Task to carry out
Identify the lines holding "Banneville" and copy them.
begin Task inputs
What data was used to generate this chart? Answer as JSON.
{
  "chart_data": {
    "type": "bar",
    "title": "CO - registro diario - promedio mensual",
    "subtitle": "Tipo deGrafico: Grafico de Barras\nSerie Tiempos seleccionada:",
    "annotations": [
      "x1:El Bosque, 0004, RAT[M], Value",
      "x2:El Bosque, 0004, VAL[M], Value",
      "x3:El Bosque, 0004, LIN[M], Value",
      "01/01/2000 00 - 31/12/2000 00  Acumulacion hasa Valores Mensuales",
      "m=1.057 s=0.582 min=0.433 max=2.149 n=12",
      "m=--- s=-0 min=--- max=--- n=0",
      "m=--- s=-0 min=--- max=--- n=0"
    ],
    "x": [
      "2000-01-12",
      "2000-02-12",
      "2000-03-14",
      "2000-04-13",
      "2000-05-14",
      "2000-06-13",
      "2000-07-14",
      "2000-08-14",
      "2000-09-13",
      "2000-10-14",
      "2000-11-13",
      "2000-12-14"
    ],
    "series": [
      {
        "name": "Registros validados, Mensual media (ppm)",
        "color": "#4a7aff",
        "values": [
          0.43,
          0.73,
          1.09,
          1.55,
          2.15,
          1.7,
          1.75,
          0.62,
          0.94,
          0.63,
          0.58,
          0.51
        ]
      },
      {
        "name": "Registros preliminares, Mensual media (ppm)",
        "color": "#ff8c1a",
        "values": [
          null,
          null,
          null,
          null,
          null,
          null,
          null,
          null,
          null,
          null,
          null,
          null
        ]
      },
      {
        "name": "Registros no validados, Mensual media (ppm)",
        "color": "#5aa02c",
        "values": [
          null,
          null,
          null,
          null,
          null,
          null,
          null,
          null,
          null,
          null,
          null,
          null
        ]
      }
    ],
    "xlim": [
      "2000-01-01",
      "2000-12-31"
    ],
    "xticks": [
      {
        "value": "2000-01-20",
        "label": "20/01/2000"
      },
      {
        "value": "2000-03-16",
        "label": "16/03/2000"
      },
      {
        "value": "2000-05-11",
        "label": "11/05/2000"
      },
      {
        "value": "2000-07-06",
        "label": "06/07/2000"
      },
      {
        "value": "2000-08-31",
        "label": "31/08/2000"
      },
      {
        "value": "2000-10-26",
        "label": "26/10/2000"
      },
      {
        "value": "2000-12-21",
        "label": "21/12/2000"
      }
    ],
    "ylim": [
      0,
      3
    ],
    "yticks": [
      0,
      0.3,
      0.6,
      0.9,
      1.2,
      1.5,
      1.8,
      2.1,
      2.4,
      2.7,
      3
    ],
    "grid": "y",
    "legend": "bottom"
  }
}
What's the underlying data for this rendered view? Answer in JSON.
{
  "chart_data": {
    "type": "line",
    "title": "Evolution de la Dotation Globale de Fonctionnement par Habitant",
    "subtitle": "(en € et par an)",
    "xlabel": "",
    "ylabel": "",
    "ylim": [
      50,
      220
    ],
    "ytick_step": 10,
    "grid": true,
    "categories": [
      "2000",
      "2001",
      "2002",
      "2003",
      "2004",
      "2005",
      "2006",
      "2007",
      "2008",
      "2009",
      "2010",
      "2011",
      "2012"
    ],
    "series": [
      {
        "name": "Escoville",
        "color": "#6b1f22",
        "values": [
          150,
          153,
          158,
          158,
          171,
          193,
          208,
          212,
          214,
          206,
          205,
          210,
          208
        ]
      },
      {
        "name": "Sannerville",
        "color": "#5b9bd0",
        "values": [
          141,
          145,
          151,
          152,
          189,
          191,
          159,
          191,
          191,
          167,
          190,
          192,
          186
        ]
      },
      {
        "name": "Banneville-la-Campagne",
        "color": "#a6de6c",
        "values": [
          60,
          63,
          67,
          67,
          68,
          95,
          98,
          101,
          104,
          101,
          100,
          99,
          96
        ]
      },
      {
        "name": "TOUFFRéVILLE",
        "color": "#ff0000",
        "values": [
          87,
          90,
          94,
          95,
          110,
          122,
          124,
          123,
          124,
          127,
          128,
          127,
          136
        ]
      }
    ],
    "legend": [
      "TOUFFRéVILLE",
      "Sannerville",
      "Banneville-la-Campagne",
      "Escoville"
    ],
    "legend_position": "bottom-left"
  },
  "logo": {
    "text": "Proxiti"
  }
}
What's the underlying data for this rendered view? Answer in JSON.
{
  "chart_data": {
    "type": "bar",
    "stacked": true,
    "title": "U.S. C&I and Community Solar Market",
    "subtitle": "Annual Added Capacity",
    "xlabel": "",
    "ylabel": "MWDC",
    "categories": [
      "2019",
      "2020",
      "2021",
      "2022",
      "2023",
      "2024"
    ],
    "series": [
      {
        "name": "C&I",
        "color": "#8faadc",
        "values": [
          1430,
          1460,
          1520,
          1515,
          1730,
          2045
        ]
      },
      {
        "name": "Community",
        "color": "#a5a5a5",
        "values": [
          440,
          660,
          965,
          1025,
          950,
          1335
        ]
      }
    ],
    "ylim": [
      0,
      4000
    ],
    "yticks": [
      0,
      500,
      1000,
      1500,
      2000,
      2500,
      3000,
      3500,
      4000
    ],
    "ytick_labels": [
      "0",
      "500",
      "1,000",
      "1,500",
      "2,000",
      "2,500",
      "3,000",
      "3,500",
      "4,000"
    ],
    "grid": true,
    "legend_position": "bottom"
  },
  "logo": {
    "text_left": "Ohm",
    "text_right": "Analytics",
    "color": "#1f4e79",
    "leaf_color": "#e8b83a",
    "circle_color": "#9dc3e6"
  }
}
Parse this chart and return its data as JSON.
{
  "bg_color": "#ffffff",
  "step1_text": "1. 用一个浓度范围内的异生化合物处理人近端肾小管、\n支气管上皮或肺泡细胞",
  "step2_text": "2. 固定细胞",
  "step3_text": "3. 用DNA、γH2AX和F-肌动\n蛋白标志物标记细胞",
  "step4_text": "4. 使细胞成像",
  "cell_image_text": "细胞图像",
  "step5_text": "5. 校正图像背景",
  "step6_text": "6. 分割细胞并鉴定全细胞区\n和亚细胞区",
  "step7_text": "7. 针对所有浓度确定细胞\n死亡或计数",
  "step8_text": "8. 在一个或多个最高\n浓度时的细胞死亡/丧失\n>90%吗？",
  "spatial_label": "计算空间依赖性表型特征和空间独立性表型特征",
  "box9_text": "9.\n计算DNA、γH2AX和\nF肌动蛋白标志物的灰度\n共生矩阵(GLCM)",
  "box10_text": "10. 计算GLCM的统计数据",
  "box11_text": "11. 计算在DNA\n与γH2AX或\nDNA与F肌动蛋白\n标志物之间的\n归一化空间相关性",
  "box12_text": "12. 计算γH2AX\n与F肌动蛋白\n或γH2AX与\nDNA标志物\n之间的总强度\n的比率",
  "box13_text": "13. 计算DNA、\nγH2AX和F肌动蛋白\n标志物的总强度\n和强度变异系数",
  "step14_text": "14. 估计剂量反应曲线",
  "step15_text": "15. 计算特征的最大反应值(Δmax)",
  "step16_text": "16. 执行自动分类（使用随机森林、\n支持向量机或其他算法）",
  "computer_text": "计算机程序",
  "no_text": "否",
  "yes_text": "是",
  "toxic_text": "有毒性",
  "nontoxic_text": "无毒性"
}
end Task inputs
Right answer
        "name": "Banneville-la-Campagne",
      "Banneville-la-Campagne",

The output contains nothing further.